Print the data that follows exactly.
BEGIN Provided information
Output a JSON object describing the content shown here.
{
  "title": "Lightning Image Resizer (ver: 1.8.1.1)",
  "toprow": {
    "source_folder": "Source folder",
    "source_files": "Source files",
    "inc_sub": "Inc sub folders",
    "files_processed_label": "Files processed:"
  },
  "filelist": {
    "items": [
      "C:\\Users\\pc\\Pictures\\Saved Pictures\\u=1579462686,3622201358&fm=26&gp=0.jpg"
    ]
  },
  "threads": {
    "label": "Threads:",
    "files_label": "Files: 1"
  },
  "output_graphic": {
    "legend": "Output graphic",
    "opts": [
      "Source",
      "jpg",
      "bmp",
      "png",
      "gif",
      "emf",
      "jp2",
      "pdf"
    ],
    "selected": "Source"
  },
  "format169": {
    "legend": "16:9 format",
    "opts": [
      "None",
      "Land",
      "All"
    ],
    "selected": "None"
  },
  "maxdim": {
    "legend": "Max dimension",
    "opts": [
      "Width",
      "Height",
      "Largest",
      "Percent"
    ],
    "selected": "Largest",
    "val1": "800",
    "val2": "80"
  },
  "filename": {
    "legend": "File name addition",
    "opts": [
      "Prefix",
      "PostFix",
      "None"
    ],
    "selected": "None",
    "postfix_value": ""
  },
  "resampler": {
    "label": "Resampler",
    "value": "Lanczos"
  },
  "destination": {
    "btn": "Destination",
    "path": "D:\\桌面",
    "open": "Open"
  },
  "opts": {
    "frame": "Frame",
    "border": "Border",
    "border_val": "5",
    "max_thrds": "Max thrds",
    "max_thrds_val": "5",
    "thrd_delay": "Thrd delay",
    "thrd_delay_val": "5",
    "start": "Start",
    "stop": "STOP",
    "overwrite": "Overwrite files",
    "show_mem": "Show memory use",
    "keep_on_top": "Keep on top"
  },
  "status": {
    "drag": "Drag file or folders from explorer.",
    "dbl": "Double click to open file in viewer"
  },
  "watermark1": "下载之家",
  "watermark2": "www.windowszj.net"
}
END Provided information
=== Solved exercise ===
Output a JSON object describing the content shown here.
{
  "title": "Lightning Image Resizer (ver: 1.8.1.1)",
  "toprow": {
    "source_folder": "Source folder",
    "source_files": "Source files",
    "inc_sub": "Inc sub folders",
    "files_processed_label": "Files processed:"
  },
  "filelist": {
    "items": [
      "C:\\Users\\pc\\Pictures\\Saved Pictures\\u=1579462686,3622201358&fm=26&gp=0.jpg"
    ]
  },
  "threads": {
    "label": "Threads:",
    "files_label": "Files: 1"
  },
  "output_graphic": {
    "legend": "Output graphic",
    "opts": [
      "Source",
      "jpg",
      "bmp",
      "png",
      "gif",
      "emf",
      "jp2",
      "pdf"
    ],
    "selected": "Source"
  },
  "format169": {
    "legend": "16:9 format",
    "opts": [
      "None",
      "Land",
      "All"
    ],
    "selected": "None"
  },
  "maxdim": {
    "legend": "Max dimension",
    "opts": [
      "Width",
      "Height",
      "Largest",
      "Percent"
    ],
    "selected": "Largest",
    "val1": "800",
    "val2": "80"
  },
  "filename": {
    "legend": "File name addition",
    "opts": [
      "Prefix",
      "PostFix",
      "None"
    ],
    "selected": "None",
    "postfix_value": ""
  },
  "resampler": {
    "label": "Resampler",
    "value": "Lanczos"
  },
  "destination": {
    "btn": "Destination",
    "path": "D:\\桌面",
    "open": "Open"
  },
  "opts": {
    "frame": "Frame",
    "border": "Border",
    "border_val": "5",
    "max_thrds": "Max thrds",
    "max_thrds_val": "5",
    "thrd_delay": "Thrd delay",
    "thrd_delay_val": "5",
    "start": "Start",
    "stop": "STOP",
    "overwrite": "Overwrite files",
    "show_mem": "Show memory use",
    "keep_on_top": "Keep on top"
  },
  "status": {
    "drag": "Drag file or folders from explorer.",
    "dbl": "Double click to open file in viewer"
  },
  "watermark1": "下载之家",
  "watermark2": "www.windowszj.net"
}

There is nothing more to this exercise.